THE TASK » All entries must be extracted exactly, with nothing added or dropped.

DATA SUPPLIED »
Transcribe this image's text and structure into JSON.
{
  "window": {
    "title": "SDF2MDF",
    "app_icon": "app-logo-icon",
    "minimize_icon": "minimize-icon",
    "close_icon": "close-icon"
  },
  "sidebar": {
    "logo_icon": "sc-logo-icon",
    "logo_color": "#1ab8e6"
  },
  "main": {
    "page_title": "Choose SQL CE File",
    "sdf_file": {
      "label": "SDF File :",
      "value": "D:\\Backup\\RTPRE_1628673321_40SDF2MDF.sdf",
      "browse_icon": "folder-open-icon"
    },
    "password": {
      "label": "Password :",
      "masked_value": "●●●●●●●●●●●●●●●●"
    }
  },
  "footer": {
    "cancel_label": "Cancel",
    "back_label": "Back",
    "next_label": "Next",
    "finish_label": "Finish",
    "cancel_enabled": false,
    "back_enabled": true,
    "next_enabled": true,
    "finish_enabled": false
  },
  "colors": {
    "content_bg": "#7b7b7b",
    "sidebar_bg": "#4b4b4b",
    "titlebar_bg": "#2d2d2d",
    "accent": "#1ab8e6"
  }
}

EXERCISE RESULT »
Transcribe this image's text and structure into JSON.
{
  "window": {
    "title": "SDF2MDF",
    "app_icon": "app-logo-icon",
    "minimize_icon": "minimize-icon",
    "close_icon": "close-icon"
  },
  "sidebar": {
    "logo_icon": "sc-logo-icon",
    "logo_color": "#1ab8e6"
  },
  "main": {
    "page_title": "Choose SQL CE File",
    "sdf_file": {
      "label": "SDF File :",
      "value": "D:\\Backup\\RTPRE_1628673321_40SDF2MDF.sdf",
      "browse_icon": "folder-open-icon"
    },
    "password": {
      "label": "Password :",
      "masked_value": "●●●●●●●●●●●●●●●●"
    }
  },
  "footer": {
    "cancel_label": "Cancel",
    "back_label": "Back",
    "next_label": "Next",
    "finish_label": "Finish",
    "cancel_enabled": false,
    "back_enabled": true,
    "next_enabled": true,
    "finish_enabled": false
  },
  "colors": {
    "content_bg": "#7b7b7b",
    "sidebar_bg": "#4b4b4b",
    "titlebar_bg": "#2d2d2d",
    "accent": "#1ab8e6"
  }
}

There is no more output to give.